> **PROVIDED ENTRIES**:
------------------------------
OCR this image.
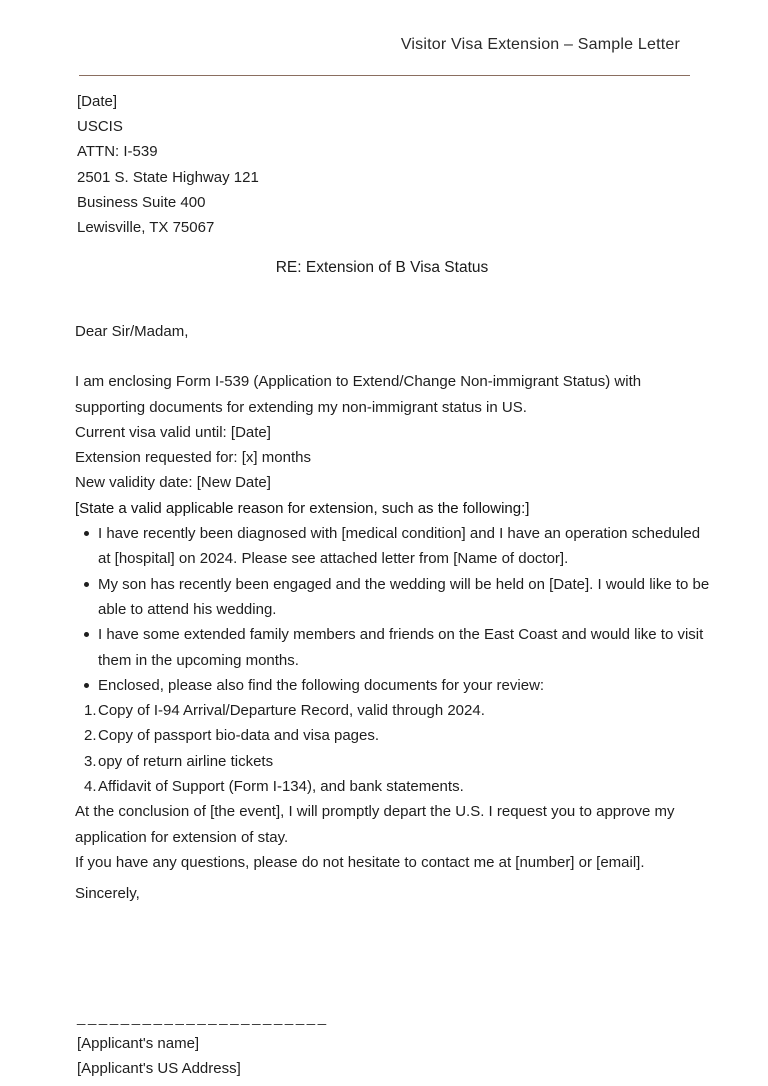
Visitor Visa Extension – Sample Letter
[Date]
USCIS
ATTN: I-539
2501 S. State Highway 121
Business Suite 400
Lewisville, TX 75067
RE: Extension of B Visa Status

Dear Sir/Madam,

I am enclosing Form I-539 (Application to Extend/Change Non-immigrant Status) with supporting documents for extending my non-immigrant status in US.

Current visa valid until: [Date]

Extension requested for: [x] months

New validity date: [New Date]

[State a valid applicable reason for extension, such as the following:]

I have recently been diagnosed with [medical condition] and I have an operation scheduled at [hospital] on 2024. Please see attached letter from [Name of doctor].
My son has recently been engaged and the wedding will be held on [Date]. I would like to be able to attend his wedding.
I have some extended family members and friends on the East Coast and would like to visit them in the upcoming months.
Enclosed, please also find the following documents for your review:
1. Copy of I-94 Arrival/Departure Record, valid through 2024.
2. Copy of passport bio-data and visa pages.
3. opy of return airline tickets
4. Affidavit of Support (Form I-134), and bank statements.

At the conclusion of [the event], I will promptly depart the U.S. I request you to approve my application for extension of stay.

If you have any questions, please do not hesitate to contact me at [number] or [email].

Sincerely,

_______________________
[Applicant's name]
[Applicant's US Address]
------------------------------
> **EXERCISE BRIEF**:
Print every entry above again without changing a word, and omit the pictures.

> **EXERCISE RESULT**:
OCR this image.
Visitor Visa Extension – Sample Letter
[Date]
USCIS
ATTN: I-539
2501 S. State Highway 121
Business Suite 400
Lewisville, TX 75067
RE: Extension of B Visa Status

Dear Sir/Madam,

I am enclosing Form I-539 (Application to Extend/Change Non-immigrant Status) with supporting documents for extending my non-immigrant status in US.

Current visa valid until: [Date]

Extension requested for: [x] months

New validity date: [New Date]

[State a valid applicable reason for extension, such as the following:]

I have recently been diagnosed with [medical condition] and I have an operation scheduled at [hospital] on 2024. Please see attached letter from [Name of doctor].
My son has recently been engaged and the wedding will be held on [Date]. I would like to be able to attend his wedding.
I have some extended family members and friends on the East Coast and would like to visit them in the upcoming months.
Enclosed, please also find the following documents for your review:
1. Copy of I-94 Arrival/Departure Record, valid through 2024.
2. Copy of passport bio-data and visa pages.
3. opy of return airline tickets
4. Affidavit of Support (Form I-134), and bank statements.

At the conclusion of [the event], I will promptly depart the U.S. I request you to approve my application for extension of stay.

If you have any questions, please do not hesitate to contact me at [number] or [email].

Sincerely,

_______________________
[Applicant's name]
[Applicant's US Address]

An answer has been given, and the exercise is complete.